> _WHAT IS NEEDED_: For this exercise, copy out each line of the material below that includes "html".

======

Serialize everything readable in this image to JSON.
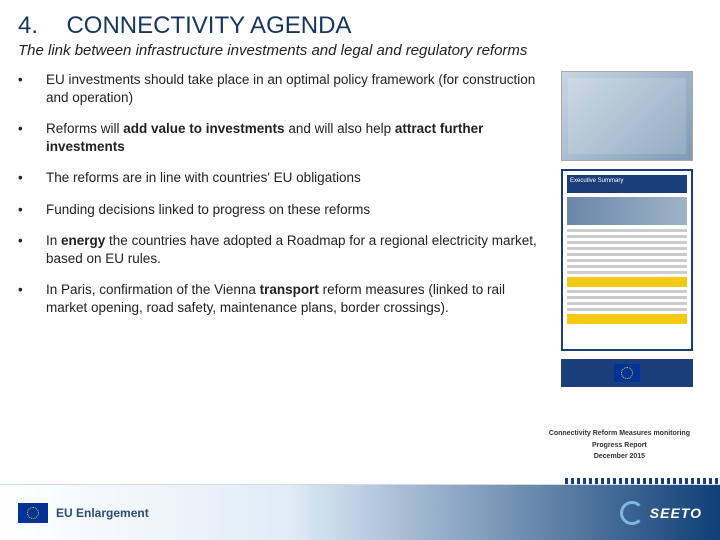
{
  "heading": {
    "num": "4.",
    "title": "CONNECTIVITY AGENDA"
  },
  "subtitle": "The link between infrastructure investments and legal and regulatory reforms",
  "bullets": [
    {
      "html": "EU investments should take place in an optimal policy framework (for construction and operation)"
    },
    {
      "html": "Reforms will <b>add value to investments</b> and will also help <b>attract further investments</b>"
    },
    {
      "html": "The reforms are in line with countries' EU obligations"
    },
    {
      "html": "Funding decisions linked to progress on these reforms"
    },
    {
      "html": "In <b>energy</b> the countries have adopted a Roadmap for a regional electricity market, based on EU rules."
    },
    {
      "html": "In Paris, confirmation of the Vienna <b>transport</b> reform measures (linked to rail market opening, road safety, maintenance plans, border crossings)."
    }
  ],
  "caption": {
    "line1": "Connectivity Reform Measures monitoring",
    "line2": "Progress Report",
    "line3": "December 2015"
  },
  "footer": {
    "left": "EU Enlargement",
    "right": "SEETO"
  },
  "side_doc": {
    "header": "Executive Summary"
  },
  "colors": {
    "heading": "#17365d",
    "footer_grad_end": "#0f3f76",
    "doc_border": "#1a3e7a",
    "highlight": "#f6c915"
  }
}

======

> _ANSWER IN FULL_:
      "html": "EU investments should take place in an optimal policy framework (for construction and operation)"
      "html": "Reforms will <b>add value to investments</b> and will also help <b>attract further investments</b>"
      "html": "The reforms are in line with countries' EU obligations"
      "html": "Funding decisions linked to progress on these reforms"
      "html": "In <b>energy</b> the countries have adopted a Roadmap for a regional electricity market, based on EU rules."
      "html": "In Paris, confirmation of the Vienna <b>transport</b> reform measures (linked to rail market opening, road safety, maintenance plans, border crossings)."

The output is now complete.